═══ SUPPLIED DATA ═══
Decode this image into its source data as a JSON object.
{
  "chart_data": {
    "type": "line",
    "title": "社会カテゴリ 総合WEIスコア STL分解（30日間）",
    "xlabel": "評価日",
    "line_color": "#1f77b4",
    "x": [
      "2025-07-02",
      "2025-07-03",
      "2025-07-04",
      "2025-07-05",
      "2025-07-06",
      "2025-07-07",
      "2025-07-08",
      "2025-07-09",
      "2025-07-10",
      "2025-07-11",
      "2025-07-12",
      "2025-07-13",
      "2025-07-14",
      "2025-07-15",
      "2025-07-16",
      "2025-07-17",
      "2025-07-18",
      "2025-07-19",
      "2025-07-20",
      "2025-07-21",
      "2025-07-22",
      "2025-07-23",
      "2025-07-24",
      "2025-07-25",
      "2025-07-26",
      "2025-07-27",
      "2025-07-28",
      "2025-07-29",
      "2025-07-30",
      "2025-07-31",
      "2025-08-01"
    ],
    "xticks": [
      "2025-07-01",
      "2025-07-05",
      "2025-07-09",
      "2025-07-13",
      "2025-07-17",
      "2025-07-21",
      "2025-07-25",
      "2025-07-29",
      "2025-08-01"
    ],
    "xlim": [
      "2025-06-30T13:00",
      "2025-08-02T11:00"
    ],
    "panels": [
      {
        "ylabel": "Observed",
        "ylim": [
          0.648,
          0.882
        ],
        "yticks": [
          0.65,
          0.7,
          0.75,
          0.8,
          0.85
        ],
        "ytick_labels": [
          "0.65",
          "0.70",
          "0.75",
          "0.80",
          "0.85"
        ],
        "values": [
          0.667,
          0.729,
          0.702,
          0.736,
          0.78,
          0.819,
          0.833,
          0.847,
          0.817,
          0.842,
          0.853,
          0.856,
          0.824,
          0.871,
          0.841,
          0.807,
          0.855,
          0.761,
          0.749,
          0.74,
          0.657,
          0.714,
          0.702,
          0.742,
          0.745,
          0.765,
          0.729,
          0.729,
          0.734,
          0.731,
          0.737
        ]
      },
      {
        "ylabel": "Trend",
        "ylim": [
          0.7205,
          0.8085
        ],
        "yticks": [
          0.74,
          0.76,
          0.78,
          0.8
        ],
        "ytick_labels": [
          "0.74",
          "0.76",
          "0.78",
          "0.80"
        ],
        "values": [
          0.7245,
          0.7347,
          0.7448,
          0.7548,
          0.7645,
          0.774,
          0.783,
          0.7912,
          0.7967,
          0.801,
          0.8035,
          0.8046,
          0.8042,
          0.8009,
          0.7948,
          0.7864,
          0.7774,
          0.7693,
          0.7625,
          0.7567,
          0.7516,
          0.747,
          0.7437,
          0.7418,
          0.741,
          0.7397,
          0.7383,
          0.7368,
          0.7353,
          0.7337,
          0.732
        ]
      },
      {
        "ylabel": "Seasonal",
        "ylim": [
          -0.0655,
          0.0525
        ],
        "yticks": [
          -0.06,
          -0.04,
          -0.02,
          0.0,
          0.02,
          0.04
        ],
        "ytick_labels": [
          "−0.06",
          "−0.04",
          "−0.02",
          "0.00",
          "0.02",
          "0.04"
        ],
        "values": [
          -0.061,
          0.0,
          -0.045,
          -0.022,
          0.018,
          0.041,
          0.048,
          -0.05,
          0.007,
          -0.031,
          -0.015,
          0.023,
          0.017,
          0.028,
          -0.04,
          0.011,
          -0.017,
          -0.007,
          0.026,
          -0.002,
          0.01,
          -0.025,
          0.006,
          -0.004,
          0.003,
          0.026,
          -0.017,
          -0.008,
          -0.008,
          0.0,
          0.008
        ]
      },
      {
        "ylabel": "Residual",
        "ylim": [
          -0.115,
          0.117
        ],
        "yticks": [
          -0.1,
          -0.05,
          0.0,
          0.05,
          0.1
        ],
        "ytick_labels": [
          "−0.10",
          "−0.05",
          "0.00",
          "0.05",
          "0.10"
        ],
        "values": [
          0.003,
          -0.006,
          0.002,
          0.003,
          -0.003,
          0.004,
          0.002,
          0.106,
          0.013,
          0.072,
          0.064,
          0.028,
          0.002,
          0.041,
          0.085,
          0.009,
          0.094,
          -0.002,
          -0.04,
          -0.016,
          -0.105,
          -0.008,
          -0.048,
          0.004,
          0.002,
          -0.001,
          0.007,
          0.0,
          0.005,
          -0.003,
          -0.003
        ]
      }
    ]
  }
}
═══
Every entry must be output again, exactly as written above.

OUTPUT =>
Decode this image into its source data as a JSON object.
{
  "chart_data": {
    "type": "line",
    "title": "社会カテゴリ 総合WEIスコア STL分解（30日間）",
    "xlabel": "評価日",
    "line_color": "#1f77b4",
    "x": [
      "2025-07-02",
      "2025-07-03",
      "2025-07-04",
      "2025-07-05",
      "2025-07-06",
      "2025-07-07",
      "2025-07-08",
      "2025-07-09",
      "2025-07-10",
      "2025-07-11",
      "2025-07-12",
      "2025-07-13",
      "2025-07-14",
      "2025-07-15",
      "2025-07-16",
      "2025-07-17",
      "2025-07-18",
      "2025-07-19",
      "2025-07-20",
      "2025-07-21",
      "2025-07-22",
      "2025-07-23",
      "2025-07-24",
      "2025-07-25",
      "2025-07-26",
      "2025-07-27",
      "2025-07-28",
      "2025-07-29",
      "2025-07-30",
      "2025-07-31",
      "2025-08-01"
    ],
    "xticks": [
      "2025-07-01",
      "2025-07-05",
      "2025-07-09",
      "2025-07-13",
      "2025-07-17",
      "2025-07-21",
      "2025-07-25",
      "2025-07-29",
      "2025-08-01"
    ],
    "xlim": [
      "2025-06-30T13:00",
      "2025-08-02T11:00"
    ],
    "panels": [
      {
        "ylabel": "Observed",
        "ylim": [
          0.648,
          0.882
        ],
        "yticks": [
          0.65,
          0.7,
          0.75,
          0.8,
          0.85
        ],
        "ytick_labels": [
          "0.65",
          "0.70",
          "0.75",
          "0.80",
          "0.85"
        ],
        "values": [
          0.667,
          0.729,
          0.702,
          0.736,
          0.78,
          0.819,
          0.833,
          0.847,
          0.817,
          0.842,
          0.853,
          0.856,
          0.824,
          0.871,
          0.841,
          0.807,
          0.855,
          0.761,
          0.749,
          0.74,
          0.657,
          0.714,
          0.702,
          0.742,
          0.745,
          0.765,
          0.729,
          0.729,
          0.734,
          0.731,
          0.737
        ]
      },
      {
        "ylabel": "Trend",
        "ylim": [
          0.7205,
          0.8085
        ],
        "yticks": [
          0.74,
          0.76,
          0.78,
          0.8
        ],
        "ytick_labels": [
          "0.74",
          "0.76",
          "0.78",
          "0.80"
        ],
        "values": [
          0.7245,
          0.7347,
          0.7448,
          0.7548,
          0.7645,
          0.774,
          0.783,
          0.7912,
          0.7967,
          0.801,
          0.8035,
          0.8046,
          0.8042,
          0.8009,
          0.7948,
          0.7864,
          0.7774,
          0.7693,
          0.7625,
          0.7567,
          0.7516,
          0.747,
          0.7437,
          0.7418,
          0.741,
          0.7397,
          0.7383,
          0.7368,
          0.7353,
          0.7337,
          0.732
        ]
      },
      {
        "ylabel": "Seasonal",
        "ylim": [
          -0.0655,
          0.0525
        ],
        "yticks": [
          -0.06,
          -0.04,
          -0.02,
          0.0,
          0.02,
          0.04
        ],
        "ytick_labels": [
          "−0.06",
          "−0.04",
          "−0.02",
          "0.00",
          "0.02",
          "0.04"
        ],
        "values": [
          -0.061,
          0.0,
          -0.045,
          -0.022,
          0.018,
          0.041,
          0.048,
          -0.05,
          0.007,
          -0.031,
          -0.015,
          0.023,
          0.017,
          0.028,
          -0.04,
          0.011,
          -0.017,
          -0.007,
          0.026,
          -0.002,
          0.01,
          -0.025,
          0.006,
          -0.004,
          0.003,
          0.026,
          -0.017,
          -0.008,
          -0.008,
          0.0,
          0.008
        ]
      },
      {
        "ylabel": "Residual",
        "ylim": [
          -0.115,
          0.117
        ],
        "yticks": [
          -0.1,
          -0.05,
          0.0,
          0.05,
          0.1
        ],
        "ytick_labels": [
          "−0.10",
          "−0.05",
          "0.00",
          "0.05",
          "0.10"
        ],
        "values": [
          0.003,
          -0.006,
          0.002,
          0.003,
          -0.003,
          0.004,
          0.002,
          0.106,
          0.013,
          0.072,
          0.064,
          0.028,
          0.002,
          0.041,
          0.085,
          0.009,
          0.094,
          -0.002,
          -0.04,
          -0.016,
          -0.105,
          -0.008,
          -0.048,
          0.004,
          0.002,
          -0.001,
          0.007,
          0.0,
          0.005,
          -0.003,
          -0.003
        ]
      }
    ]
  }
}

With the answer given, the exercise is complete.